- [Aim of the task] Return only the number of lines holding the word "направляет".

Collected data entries
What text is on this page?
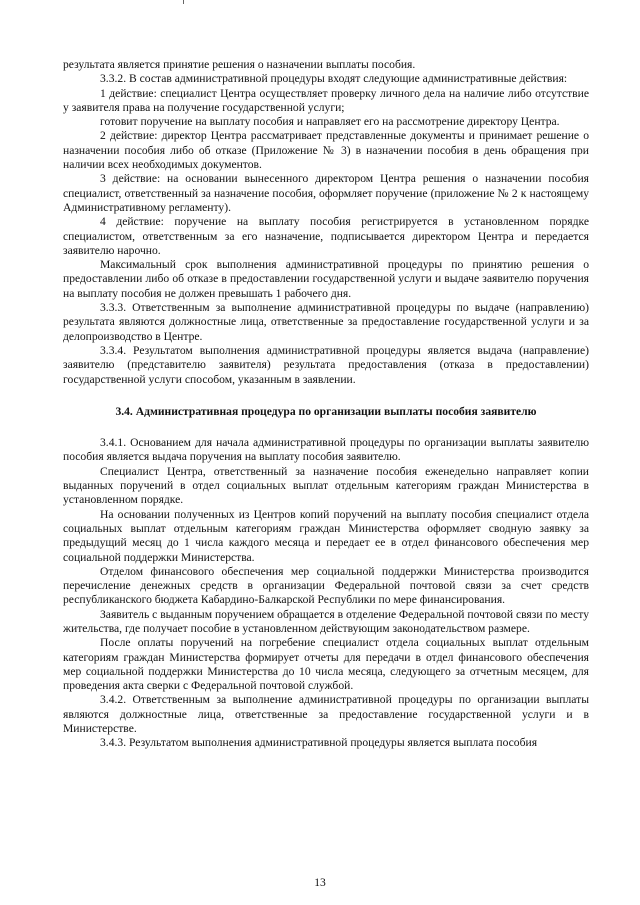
результата является принятие решения о назначении выплаты пособия.

3.3.2. В состав административной процедуры входят следующие административные действия:

1 действие: специалист Центра осуществляет проверку личного дела на наличие либо отсутствие у заявителя права на получение государственной услуги;

готовит поручение на выплату пособия и направляет его на рассмотрение директору Центра.

2 действие: директор Центра рассматривает представленные документы и принимает решение о назначении пособия либо об отказе (Приложение № 3) в назначении пособия в день обращения при наличии всех необходимых документов.

3 действие: на основании вынесенного директором Центра решения о назначении пособия специалист, ответственный за назначение пособия, оформляет поручение (приложение № 2 к настоящему Административному регламенту).

4 действие: поручение на выплату пособия регистрируется в установленном порядке специалистом, ответственным за его назначение, подписывается директором Центра и передается заявителю нарочно.

Максимальный срок выполнения административной процедуры по принятию решения о предоставлении либо об отказе в предоставлении государственной услуги и выдаче заявителю поручения на выплату пособия не должен превышать 1 рабочего дня.

3.3.3. Ответственным за выполнение административной процедуры по выдаче (направлению) результата являются должностные лица, ответственные за предоставление государственной услуги и за делопроизводство в Центре.

3.3.4. Результатом выполнения административной процедуры является выдача (направление) заявителю (представителю заявителя) результата предоставления (отказа в предоставлении) государственной услуги способом, указанным в заявлении.

3.4. Административная процедура по организации выплаты пособия заявителю

3.4.1. Основанием для начала административной процедуры по организации выплаты заявителю пособия является выдача поручения на выплату пособия заявителю.

Специалист Центра, ответственный за назначение пособия еженедельно направляет копии выданных поручений в отдел социальных выплат отдельным категориям граждан Министерства в установленном порядке.

На основании полученных из Центров копий поручений на выплату пособия специалист отдела социальных выплат отдельным категориям граждан Министерства оформляет сводную заявку за предыдущий месяц до 1 числа каждого месяца и передает ее в отдел финансового обеспечения мер социальной поддержки Министерства.

Отделом финансового обеспечения мер социальной поддержки Министерства производится перечисление денежных средств в организации Федеральной почтовой связи за счет средств республиканского бюджета Кабардино-Балкарской Республики по мере финансирования.

Заявитель с выданным поручением обращается в отделение Федеральной почтовой связи по месту жительства, где получает пособие в установленном действующим законодательством размере.

После оплаты поручений на погребение специалист отдела социальных выплат отдельным категориям граждан Министерства формирует отчеты для передачи в отдел финансового обеспечения мер социальной поддержки Министерства до 10 числа месяца, следующего за отчетным месяцем, для проведения акта сверки с Федеральной почтовой службой.

3.4.2. Ответственным за выполнение административной процедуры по организации выплаты являются должностные лица, ответственные за предоставление государственной услуги и в Министерстве.

3.4.3. Результатом выполнения административной процедуры является выплата пособия

13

- [Written solution] 2